> **What needs to be done**:
Only the number is wanted: how many lines hold the word "structured"?
=== Input ===
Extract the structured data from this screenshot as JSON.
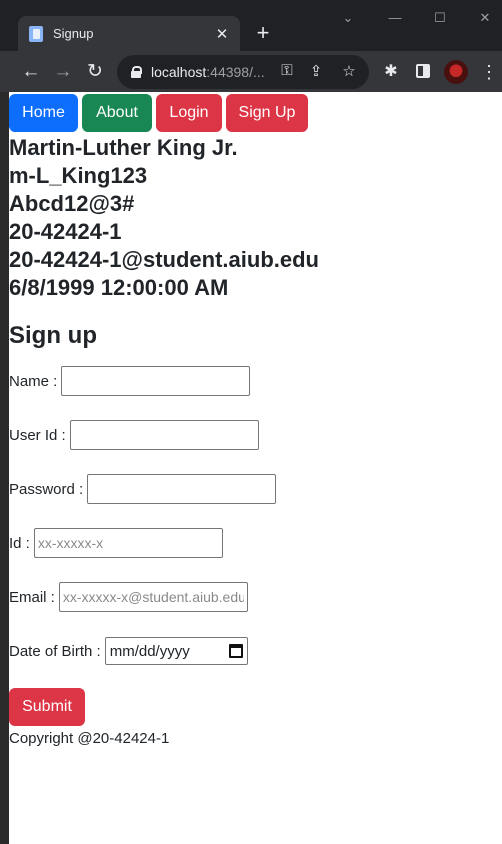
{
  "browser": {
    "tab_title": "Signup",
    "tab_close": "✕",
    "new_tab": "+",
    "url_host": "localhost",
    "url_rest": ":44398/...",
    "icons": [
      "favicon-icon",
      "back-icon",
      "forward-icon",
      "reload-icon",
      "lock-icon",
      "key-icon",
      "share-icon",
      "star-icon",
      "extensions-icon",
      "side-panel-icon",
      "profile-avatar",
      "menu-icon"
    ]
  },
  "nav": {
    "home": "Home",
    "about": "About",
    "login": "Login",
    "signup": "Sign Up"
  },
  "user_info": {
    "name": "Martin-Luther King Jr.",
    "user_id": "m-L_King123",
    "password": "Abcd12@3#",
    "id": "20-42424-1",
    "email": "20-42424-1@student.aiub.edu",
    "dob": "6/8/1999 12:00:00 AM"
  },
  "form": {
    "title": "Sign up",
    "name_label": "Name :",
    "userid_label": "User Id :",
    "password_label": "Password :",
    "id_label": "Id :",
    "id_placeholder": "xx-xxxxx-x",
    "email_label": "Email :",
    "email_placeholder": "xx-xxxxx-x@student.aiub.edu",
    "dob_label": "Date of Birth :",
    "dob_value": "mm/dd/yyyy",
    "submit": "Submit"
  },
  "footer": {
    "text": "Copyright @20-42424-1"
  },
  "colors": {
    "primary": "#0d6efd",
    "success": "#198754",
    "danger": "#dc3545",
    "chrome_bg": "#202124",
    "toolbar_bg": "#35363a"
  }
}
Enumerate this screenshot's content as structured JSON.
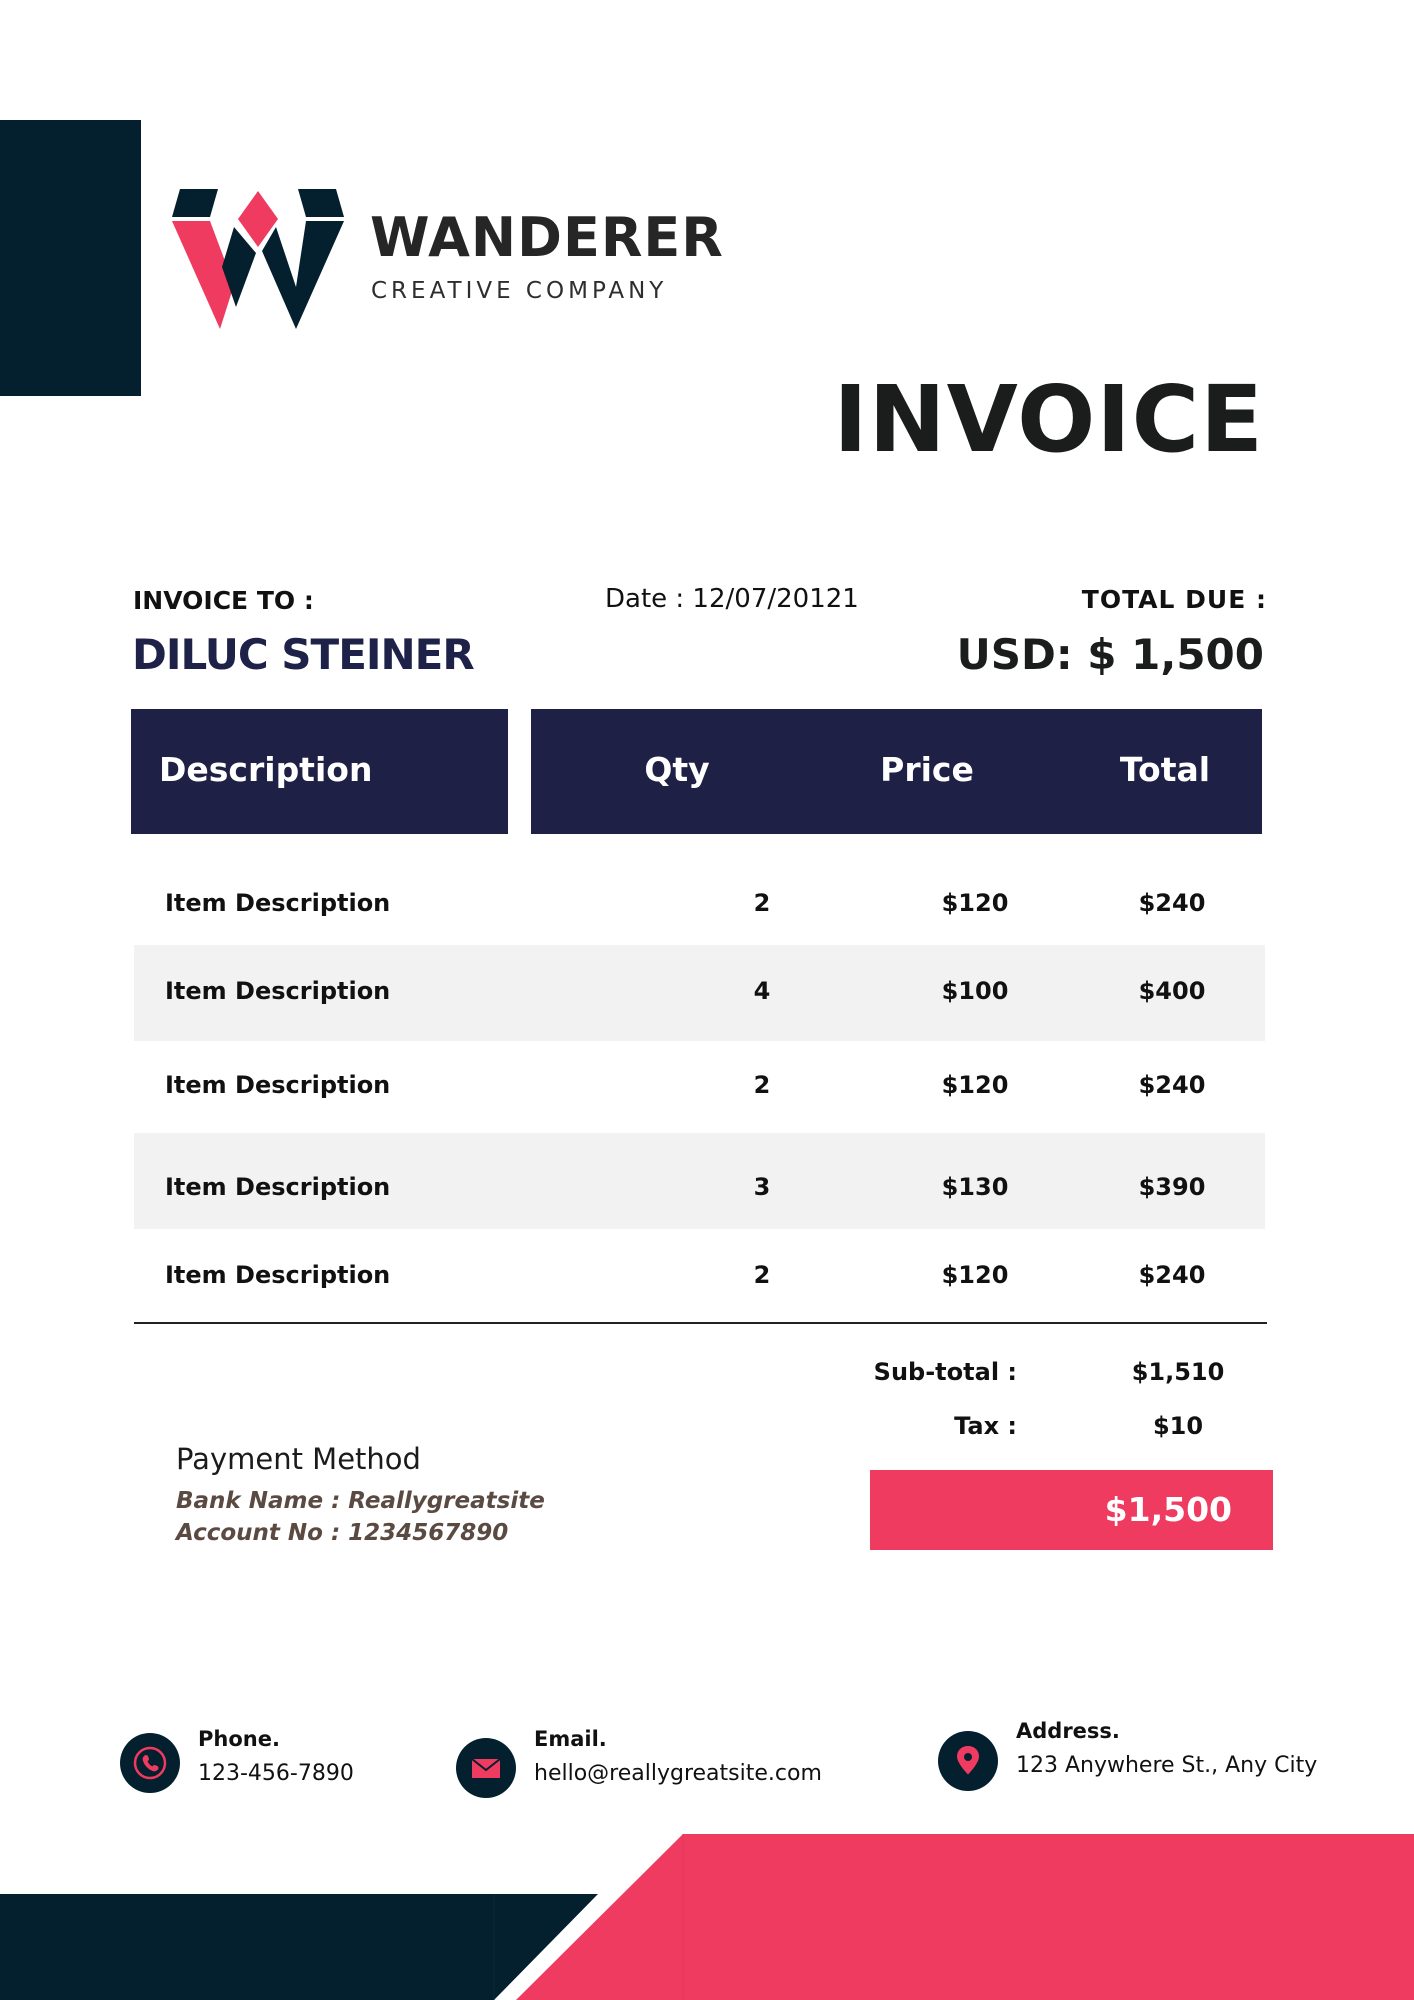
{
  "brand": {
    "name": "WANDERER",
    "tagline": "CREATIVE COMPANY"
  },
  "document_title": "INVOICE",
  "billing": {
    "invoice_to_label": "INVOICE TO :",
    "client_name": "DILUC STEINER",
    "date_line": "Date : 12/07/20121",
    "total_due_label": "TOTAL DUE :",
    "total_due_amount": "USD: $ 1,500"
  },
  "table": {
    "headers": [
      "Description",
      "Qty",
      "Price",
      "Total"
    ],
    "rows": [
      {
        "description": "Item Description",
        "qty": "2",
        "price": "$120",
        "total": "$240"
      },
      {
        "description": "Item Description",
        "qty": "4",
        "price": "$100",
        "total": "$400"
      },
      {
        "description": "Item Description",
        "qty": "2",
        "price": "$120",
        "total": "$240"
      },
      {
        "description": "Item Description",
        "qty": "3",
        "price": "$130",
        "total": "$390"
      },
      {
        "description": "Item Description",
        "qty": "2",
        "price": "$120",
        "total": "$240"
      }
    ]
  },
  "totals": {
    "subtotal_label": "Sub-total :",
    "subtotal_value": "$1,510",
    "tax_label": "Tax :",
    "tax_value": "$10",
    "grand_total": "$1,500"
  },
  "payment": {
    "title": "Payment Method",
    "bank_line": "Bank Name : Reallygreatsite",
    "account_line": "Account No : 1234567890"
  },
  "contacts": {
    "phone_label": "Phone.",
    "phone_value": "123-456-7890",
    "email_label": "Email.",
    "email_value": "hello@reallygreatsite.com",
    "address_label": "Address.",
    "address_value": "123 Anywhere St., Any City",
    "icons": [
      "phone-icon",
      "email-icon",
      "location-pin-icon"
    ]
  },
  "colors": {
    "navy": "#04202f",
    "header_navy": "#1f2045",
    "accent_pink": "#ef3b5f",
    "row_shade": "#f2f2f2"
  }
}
===
> **Exercise solution**:
2